Abolition of stamp duty on share transfers
The New Year has brought with it the potential for significant stamp duty savings for those considering corporate sales or restructures in Queensland. The Queensland government has effected the changes it flagged as part of the Revenue and Other Legislation Amendment Act 2006 to abolish stamp duty on the transfer of marketable securities not listed on the Australian Stock Exchange (i.e. shares in private companies).
The transfer must occur after 1 January 2007 to take advantage of this change – transfers which occurred on 31 December 2006 or before will still be liable for stamp duty. Previously, share transfers attracted duty at a rate of 60c per $100 in market value of the shares transferred.
These state government tax concessions are a part of the 2005 Intergovernmental Agreement on the Reform of Commonwealth-State Financial Relations. It is important to keep in mind that not all state governments have reduced or abolished duties for unquoted marketable securities and the stamp duty on share transfers is still payable in the following states:
1. New South Wales – abolished from 1 January 2009
2. Australian Capital Territory – abolished from 1 July 2010
3. South Australia – reduced by 50% from 1 July 2009 and abolished from 1 July 2010.
----------
▶ **Given instruction**
Print the stamp duty article from "Abolition of stamp" up to and including "the shares transferred.". Use only the stamp duty article above.

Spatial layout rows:
----------
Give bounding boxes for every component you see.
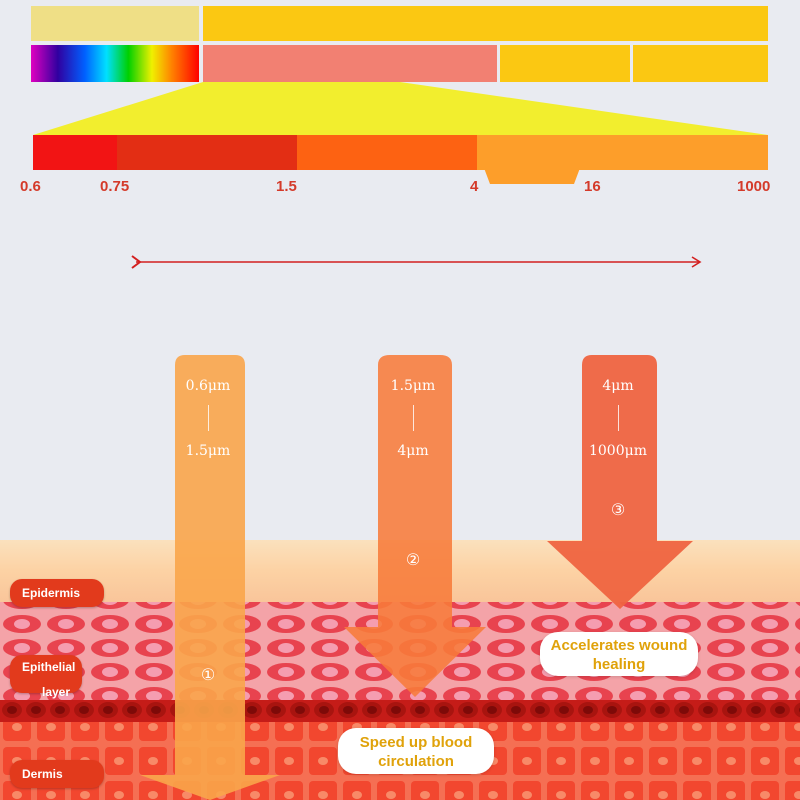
tick-label-0.6: 0.6 <box>20 178 41 195</box>
tick-label-1.5: 1.5 <box>276 178 297 195</box>
arrow-3-range-end: 1000μm <box>588 443 647 459</box>
tick-label-0.75: 0.75 <box>100 178 130 195</box>
tick-label-4: 4 <box>470 178 479 195</box>
penetration-arrow-3 <box>547 355 693 609</box>
layer-label-epithelial-line2: layer <box>42 685 71 699</box>
tick-label-16: 16 <box>584 178 601 195</box>
penetration-arrow-1 <box>140 355 280 800</box>
arrow-2-separator <box>413 405 414 431</box>
visible-rainbow-band <box>31 45 199 82</box>
layer-label-epidermis: Epidermis <box>10 579 104 607</box>
penetration-arrow-2 <box>344 355 486 697</box>
callout-blood-circulation: Speed up blood circulation <box>338 728 494 774</box>
zoom-trapezoid <box>33 82 768 135</box>
callout-blood-line2: circulation <box>378 753 454 770</box>
arrow-2-range-start: 1.5μm <box>390 378 436 394</box>
spectrum-band-beige <box>31 6 199 41</box>
scale-segment-orange <box>297 135 477 170</box>
arrow-1-range-end: 1.5μm <box>185 443 231 459</box>
layer-label-epithelial: Epithelial <box>10 655 82 693</box>
callout-blood-line1: Speed up blood <box>359 734 473 751</box>
callout-wound-line1: Accelerates wound <box>550 637 688 654</box>
scale-segment-red <box>33 135 117 170</box>
arrow-3-marker: ③ <box>610 500 626 519</box>
spectrum-band-yellow-top <box>203 6 768 41</box>
arrow-3-separator <box>618 405 619 431</box>
spectrum-band-yellow-mid <box>500 45 630 82</box>
arrow-3-range-start: 4μm <box>602 378 634 394</box>
infrared-band-salmon <box>203 45 497 82</box>
layer-label-dermis: Dermis <box>10 760 104 788</box>
scale-segment-dark-red <box>117 135 297 170</box>
scale-segment-light-orange <box>477 135 768 170</box>
tick-label-1000: 1000 <box>737 178 771 195</box>
arrow-2-range-end: 4μm <box>397 443 429 459</box>
arrow-1-separator <box>208 405 209 431</box>
callout-wound-healing: Accelerates wound healing <box>540 632 698 676</box>
spectrum-band-yellow-right <box>633 45 768 82</box>
layer-label-epithelial-line1: Epithelial <box>22 660 76 674</box>
scale-pointer-tab <box>484 168 580 184</box>
guide-arrow-line <box>131 255 702 269</box>
arrow-2-marker: ② <box>405 550 421 569</box>
arrow-1-range-start: 0.6μm <box>185 378 231 394</box>
arrow-1-marker: ① <box>200 665 216 684</box>
callout-wound-line2: healing <box>592 656 646 673</box>
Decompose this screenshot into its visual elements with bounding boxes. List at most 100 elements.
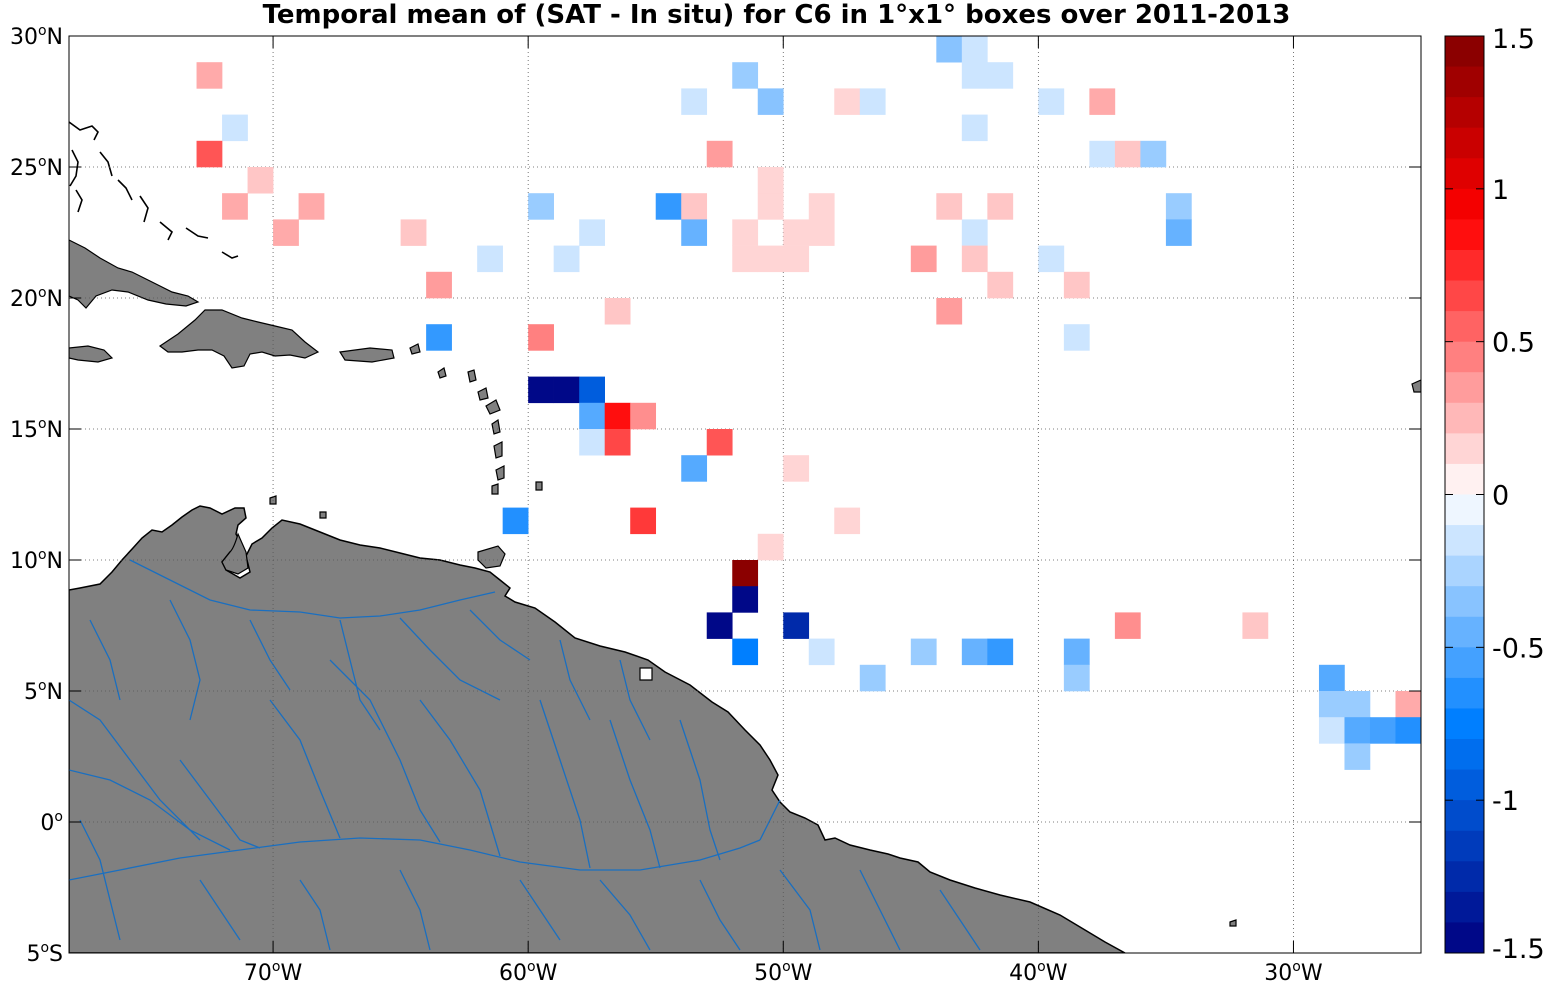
colorbar-segment [1445, 341, 1484, 373]
colorbar-segment [1445, 463, 1484, 495]
data-cell [222, 114, 248, 142]
data-cell [1395, 691, 1422, 718]
data-cell [859, 88, 886, 115]
data-cell [1140, 140, 1167, 168]
data-cell [604, 298, 631, 325]
y-tick-label: 10oN [10, 547, 63, 574]
colorbar-segment [1445, 402, 1484, 434]
colorbar-segment [1445, 891, 1484, 923]
colorbar-segment [1445, 188, 1484, 220]
colorbar-segment [1445, 677, 1484, 709]
y-tick-label: 20oN [10, 285, 63, 312]
trinidad-island [477, 545, 506, 569]
colorbar-segment [1445, 372, 1484, 404]
colorbar-segment [1445, 66, 1484, 98]
data-cell [859, 664, 886, 692]
data-cell [961, 114, 988, 142]
colorbar-tick-label: -0.5 [1492, 633, 1545, 664]
y-tick-label: 25oN [10, 154, 63, 181]
data-cell [1089, 88, 1116, 115]
data-cell [630, 507, 657, 535]
data-cell [1344, 691, 1371, 718]
data-cell [1242, 612, 1269, 639]
data-cell [961, 245, 988, 273]
x-tick-label: 60oW [499, 959, 558, 984]
data-cell [1318, 717, 1345, 744]
data-cell [757, 167, 784, 194]
data-cell [783, 612, 810, 639]
data-cell [808, 638, 835, 666]
data-cell [196, 140, 223, 168]
x-tick-label: 70oW [244, 959, 303, 984]
data-cell [987, 62, 1014, 89]
colorbar-segment [1445, 708, 1484, 740]
colorbar-tick-label: 0 [1492, 481, 1509, 512]
data-cell [808, 193, 835, 220]
data-cell [706, 429, 733, 456]
bahamas-islands [69, 121, 239, 259]
data-cell [757, 245, 784, 273]
colorbar-tick-label: 0.5 [1492, 328, 1535, 359]
data-cell [1344, 743, 1371, 770]
jamaica-island [69, 345, 114, 363]
data-cells [196, 36, 1422, 770]
data-cell [987, 271, 1014, 299]
colorbar-segment [1445, 127, 1484, 159]
colorbar-segment [1445, 494, 1484, 526]
data-cell [502, 507, 529, 535]
y-tick-label: 0o [40, 809, 63, 836]
x-tick-label: 40oW [1009, 959, 1068, 984]
colorbar-segment [1445, 616, 1484, 648]
colorbar-tick-label: 1 [1492, 175, 1509, 206]
data-cell [681, 455, 708, 482]
data-cell [1395, 717, 1422, 744]
colorbar-segment [1445, 922, 1484, 954]
data-cell [579, 376, 605, 404]
colorbar-segment [1445, 830, 1484, 862]
colorbar-segment [1445, 280, 1484, 312]
data-cell [961, 638, 988, 666]
data-cell [298, 193, 325, 220]
data-cell [732, 638, 759, 666]
map-title: Temporal mean of (SAT - In situ) for C6 … [262, 0, 1291, 30]
data-cell [579, 429, 605, 456]
x-tick-label: 50oW [754, 959, 813, 984]
data-cell [426, 324, 452, 351]
colorbar-segment [1445, 800, 1484, 832]
data-cell [426, 271, 452, 299]
data-cell [987, 638, 1014, 666]
data-cell [783, 245, 810, 273]
data-cell [222, 193, 248, 220]
colorbar-segment [1445, 525, 1484, 557]
colorbar-segment [1445, 158, 1484, 190]
data-cell [273, 219, 299, 246]
data-cell [910, 245, 937, 273]
data-cell [604, 402, 631, 430]
y-tick-label: 30oN [10, 23, 63, 50]
y-tick-label: 5oN [24, 678, 63, 705]
data-cell [732, 586, 759, 613]
data-cell [1114, 140, 1141, 168]
data-cell [961, 219, 988, 246]
colorbar-tick-label: -1.5 [1492, 934, 1545, 965]
data-cell [553, 376, 580, 404]
colorbar-segment [1445, 739, 1484, 770]
data-cell [528, 193, 554, 220]
data-cell [910, 638, 937, 666]
data-cell [579, 402, 605, 430]
data-cell [196, 62, 223, 89]
puerto-rico-island [338, 347, 395, 363]
data-cell [681, 193, 708, 220]
colorbar-segment [1445, 249, 1484, 281]
axis-ticks [69, 35, 1421, 954]
data-cell [936, 36, 963, 63]
colorbar-segment [1445, 219, 1484, 251]
colorbar-segment [1445, 555, 1484, 587]
data-cell [1369, 717, 1396, 744]
data-cell [1063, 664, 1090, 692]
colorbar: 1.5 1 0.5 0 -0.5 -1 -1.5 [1444, 24, 1545, 965]
data-cell [732, 560, 759, 587]
data-cell [579, 219, 605, 246]
data-cell [706, 612, 733, 639]
data-cell [732, 62, 759, 89]
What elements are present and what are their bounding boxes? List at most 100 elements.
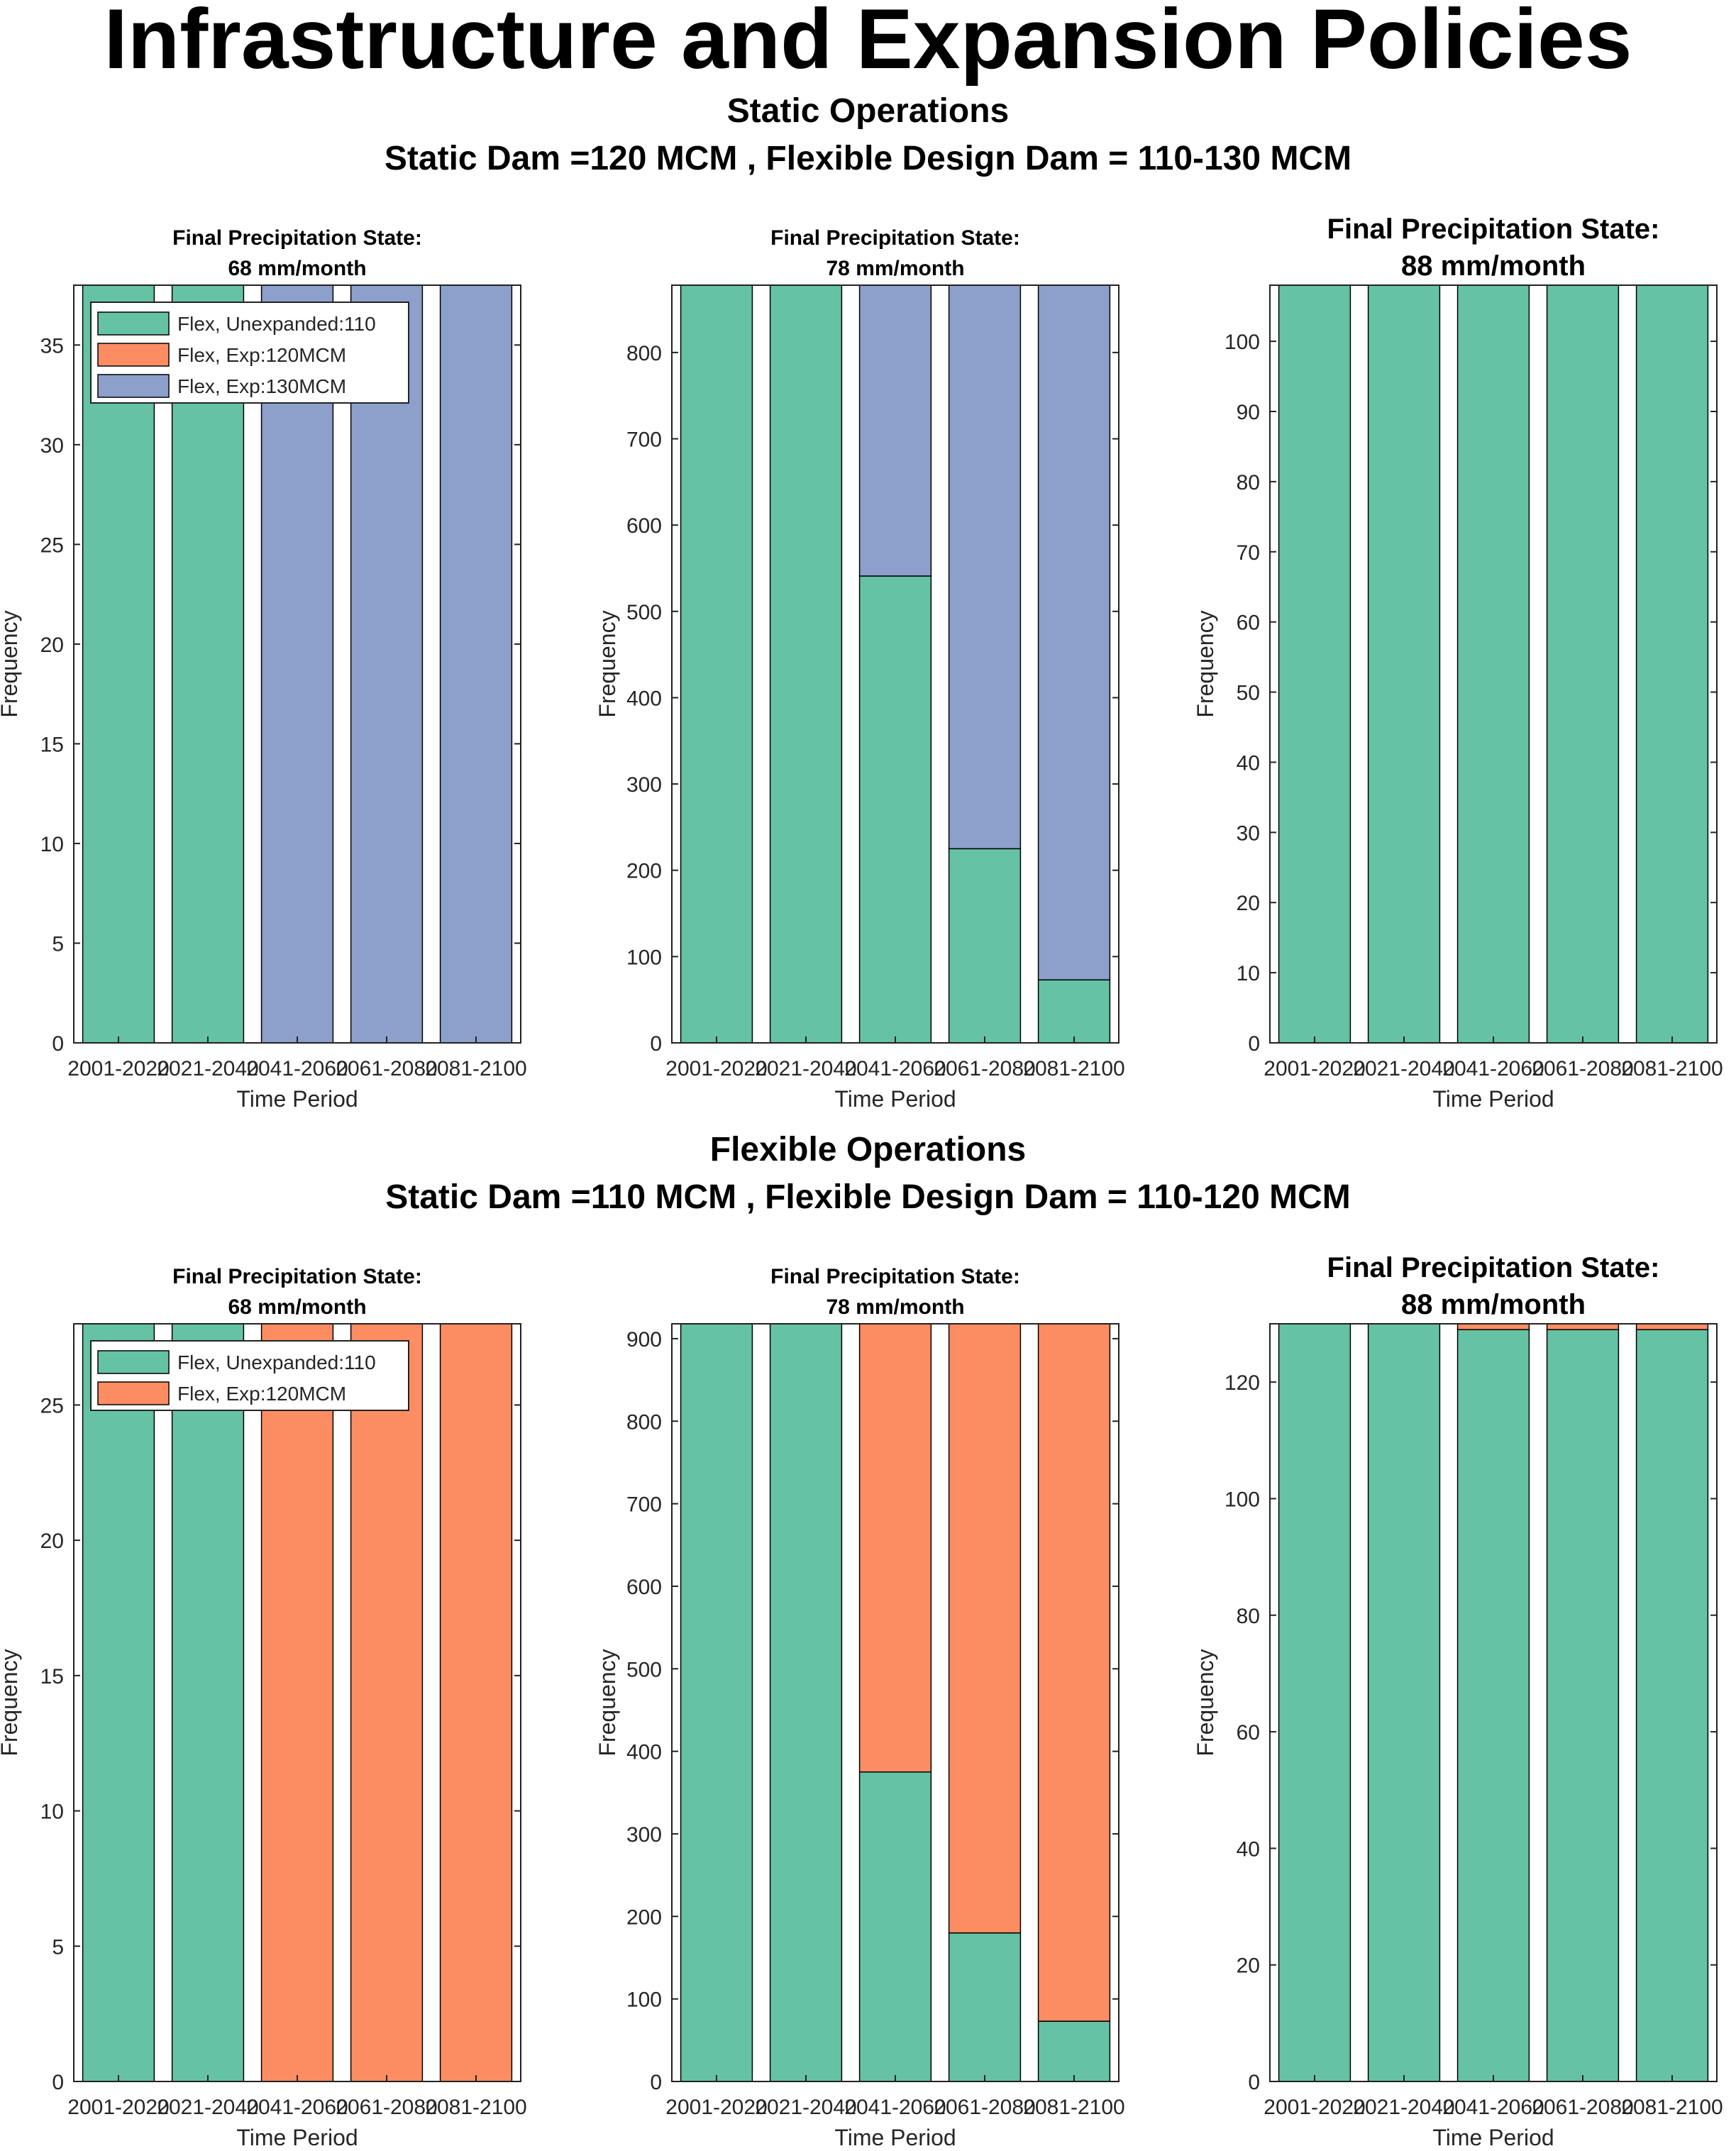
----------
▶ **The output**
Abolition of stamp duty on share transfers
The New Year has brought with it the potential for significant stamp duty savings for those considering corporate sales or restructures in Queensland. The Queensland government has effected the changes it flagged as part of the Revenue and Other Legislation Amendment Act 2006 to abolish stamp duty on the transfer of marketable securities not listed on the Australian Stock Exchange (i.e. shares in private companies).
The transfer must occur after 1 January 2007 to take advantage of this change – transfers which occurred on 31 December 2006 or before will still be liable for stamp duty. Previously, share transfers attracted duty at a rate of 60c per $100 in market value of the shares transferred.